> **Short problem**: The entries below contain pictures. Retype everything except those pictures, exactly as given.
- - -
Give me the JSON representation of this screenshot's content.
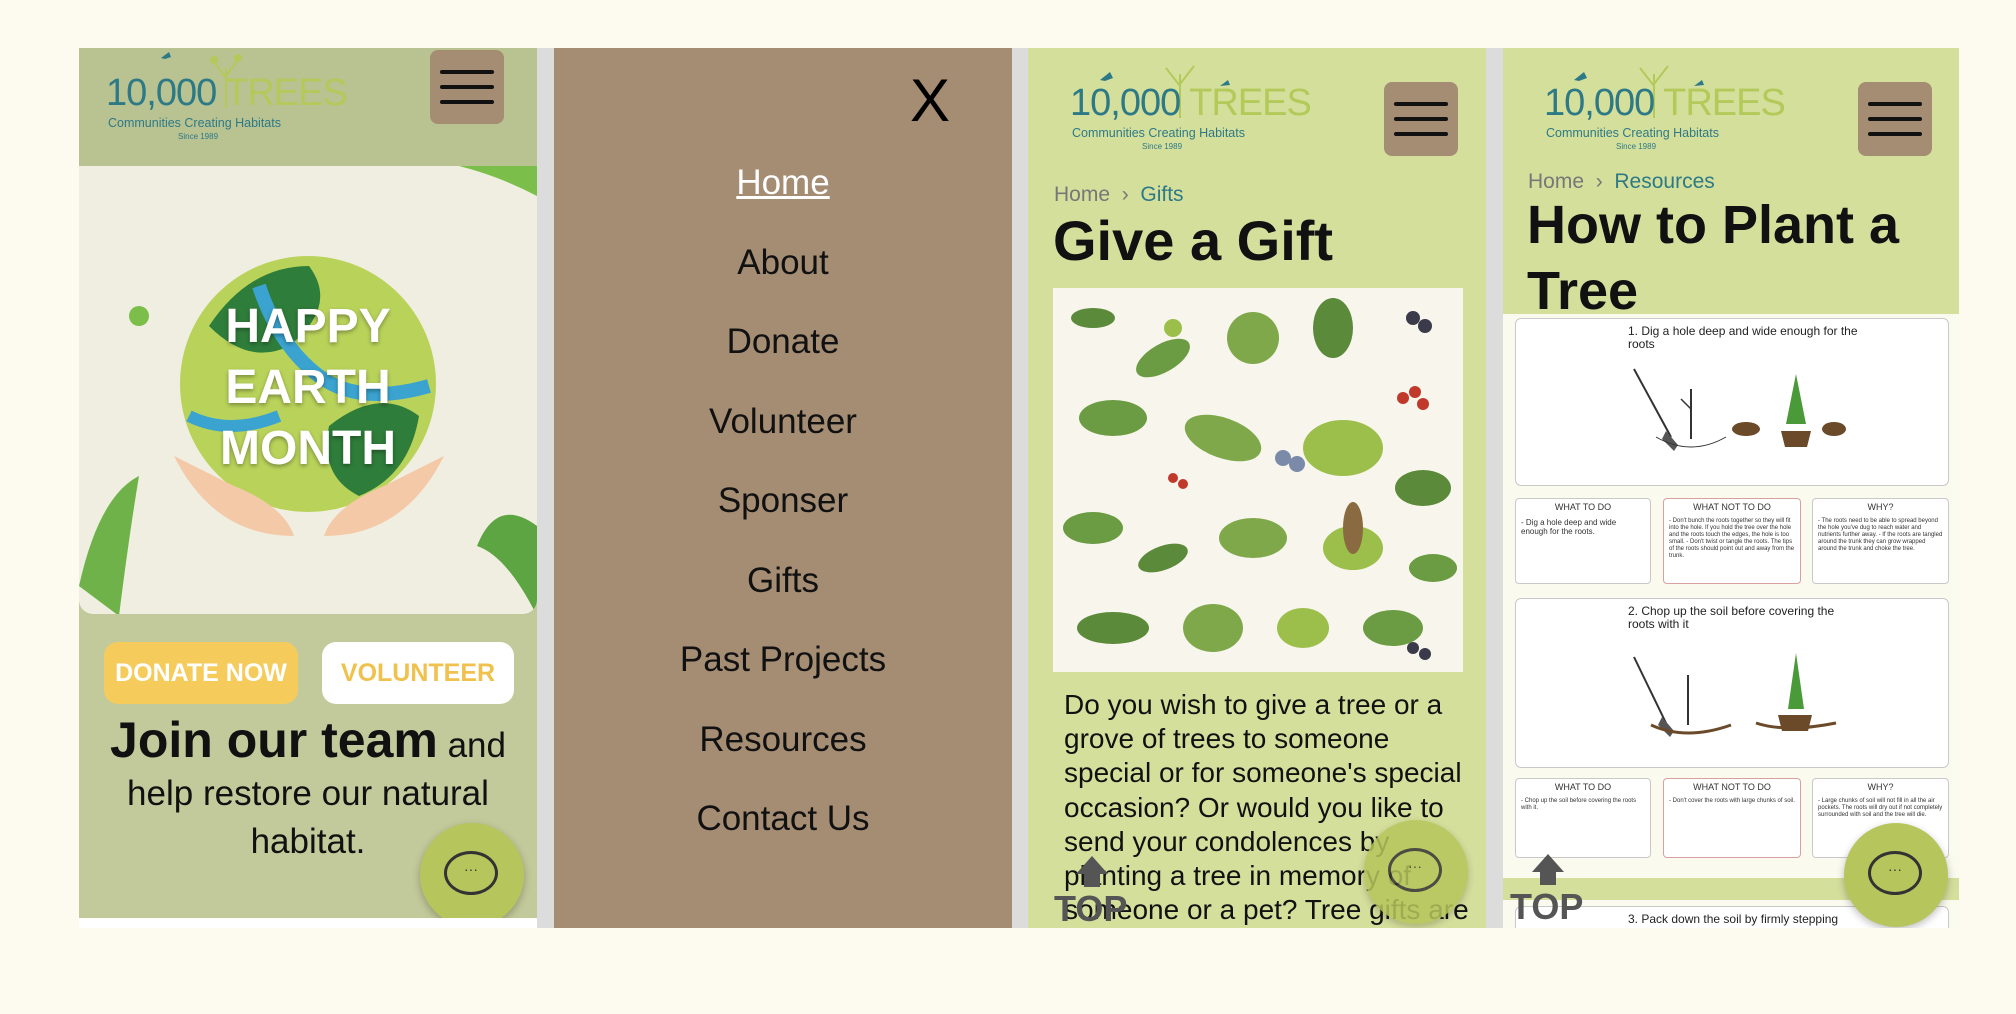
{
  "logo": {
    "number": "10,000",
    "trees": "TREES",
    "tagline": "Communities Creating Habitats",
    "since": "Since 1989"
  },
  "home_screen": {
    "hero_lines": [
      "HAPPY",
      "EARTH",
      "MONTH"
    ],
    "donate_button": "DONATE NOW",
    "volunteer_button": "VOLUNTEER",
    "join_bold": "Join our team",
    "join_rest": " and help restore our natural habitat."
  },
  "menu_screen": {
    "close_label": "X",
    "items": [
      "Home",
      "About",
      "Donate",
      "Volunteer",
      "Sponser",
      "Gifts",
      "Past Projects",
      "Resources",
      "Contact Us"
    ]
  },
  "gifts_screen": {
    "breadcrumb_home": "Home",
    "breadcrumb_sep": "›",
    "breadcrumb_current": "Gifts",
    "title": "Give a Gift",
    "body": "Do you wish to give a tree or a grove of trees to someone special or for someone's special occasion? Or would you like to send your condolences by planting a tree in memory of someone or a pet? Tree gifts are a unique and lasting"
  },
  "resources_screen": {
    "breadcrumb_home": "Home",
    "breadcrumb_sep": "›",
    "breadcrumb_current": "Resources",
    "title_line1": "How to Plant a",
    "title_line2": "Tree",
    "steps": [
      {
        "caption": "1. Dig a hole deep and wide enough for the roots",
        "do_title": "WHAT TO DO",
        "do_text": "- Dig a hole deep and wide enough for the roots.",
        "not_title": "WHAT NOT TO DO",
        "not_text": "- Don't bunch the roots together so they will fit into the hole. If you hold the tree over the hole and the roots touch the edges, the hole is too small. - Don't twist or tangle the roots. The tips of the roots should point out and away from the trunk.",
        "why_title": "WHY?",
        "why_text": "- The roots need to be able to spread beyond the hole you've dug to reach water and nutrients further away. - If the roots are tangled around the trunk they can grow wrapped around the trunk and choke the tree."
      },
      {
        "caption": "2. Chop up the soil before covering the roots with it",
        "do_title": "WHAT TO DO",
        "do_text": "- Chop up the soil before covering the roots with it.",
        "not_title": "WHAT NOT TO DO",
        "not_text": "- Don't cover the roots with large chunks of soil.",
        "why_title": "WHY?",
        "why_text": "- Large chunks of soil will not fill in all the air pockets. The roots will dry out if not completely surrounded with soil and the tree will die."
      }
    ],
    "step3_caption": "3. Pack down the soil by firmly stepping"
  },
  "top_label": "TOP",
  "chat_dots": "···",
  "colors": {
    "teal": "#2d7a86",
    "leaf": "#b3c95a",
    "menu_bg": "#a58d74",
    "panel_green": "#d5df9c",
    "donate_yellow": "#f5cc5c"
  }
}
- - -
> **Task solution**:
Give me the JSON representation of this screenshot's content.
{
  "logo": {
    "number": "10,000",
    "trees": "TREES",
    "tagline": "Communities Creating Habitats",
    "since": "Since 1989"
  },
  "home_screen": {
    "hero_lines": [
      "HAPPY",
      "EARTH",
      "MONTH"
    ],
    "donate_button": "DONATE NOW",
    "volunteer_button": "VOLUNTEER",
    "join_bold": "Join our team",
    "join_rest": " and help restore our natural habitat."
  },
  "menu_screen": {
    "close_label": "X",
    "items": [
      "Home",
      "About",
      "Donate",
      "Volunteer",
      "Sponser",
      "Gifts",
      "Past Projects",
      "Resources",
      "Contact Us"
    ]
  },
  "gifts_screen": {
    "breadcrumb_home": "Home",
    "breadcrumb_sep": "›",
    "breadcrumb_current": "Gifts",
    "title": "Give a Gift",
    "body": "Do you wish to give a tree or a grove of trees to someone special or for someone's special occasion? Or would you like to send your condolences by planting a tree in memory of someone or a pet? Tree gifts are a unique and lasting"
  },
  "resources_screen": {
    "breadcrumb_home": "Home",
    "breadcrumb_sep": "›",
    "breadcrumb_current": "Resources",
    "title_line1": "How to Plant a",
    "title_line2": "Tree",
    "steps": [
      {
        "caption": "1. Dig a hole deep and wide enough for the roots",
        "do_title": "WHAT TO DO",
        "do_text": "- Dig a hole deep and wide enough for the roots.",
        "not_title": "WHAT NOT TO DO",
        "not_text": "- Don't bunch the roots together so they will fit into the hole. If you hold the tree over the hole and the roots touch the edges, the hole is too small. - Don't twist or tangle the roots. The tips of the roots should point out and away from the trunk.",
        "why_title": "WHY?",
        "why_text": "- The roots need to be able to spread beyond the hole you've dug to reach water and nutrients further away. - If the roots are tangled around the trunk they can grow wrapped around the trunk and choke the tree."
      },
      {
        "caption": "2. Chop up the soil before covering the roots with it",
        "do_title": "WHAT TO DO",
        "do_text": "- Chop up the soil before covering the roots with it.",
        "not_title": "WHAT NOT TO DO",
        "not_text": "- Don't cover the roots with large chunks of soil.",
        "why_title": "WHY?",
        "why_text": "- Large chunks of soil will not fill in all the air pockets. The roots will dry out if not completely surrounded with soil and the tree will die."
      }
    ],
    "step3_caption": "3. Pack down the soil by firmly stepping"
  },
  "top_label": "TOP",
  "chat_dots": "···",
  "colors": {
    "teal": "#2d7a86",
    "leaf": "#b3c95a",
    "menu_bg": "#a58d74",
    "panel_green": "#d5df9c",
    "donate_yellow": "#f5cc5c"
  }
}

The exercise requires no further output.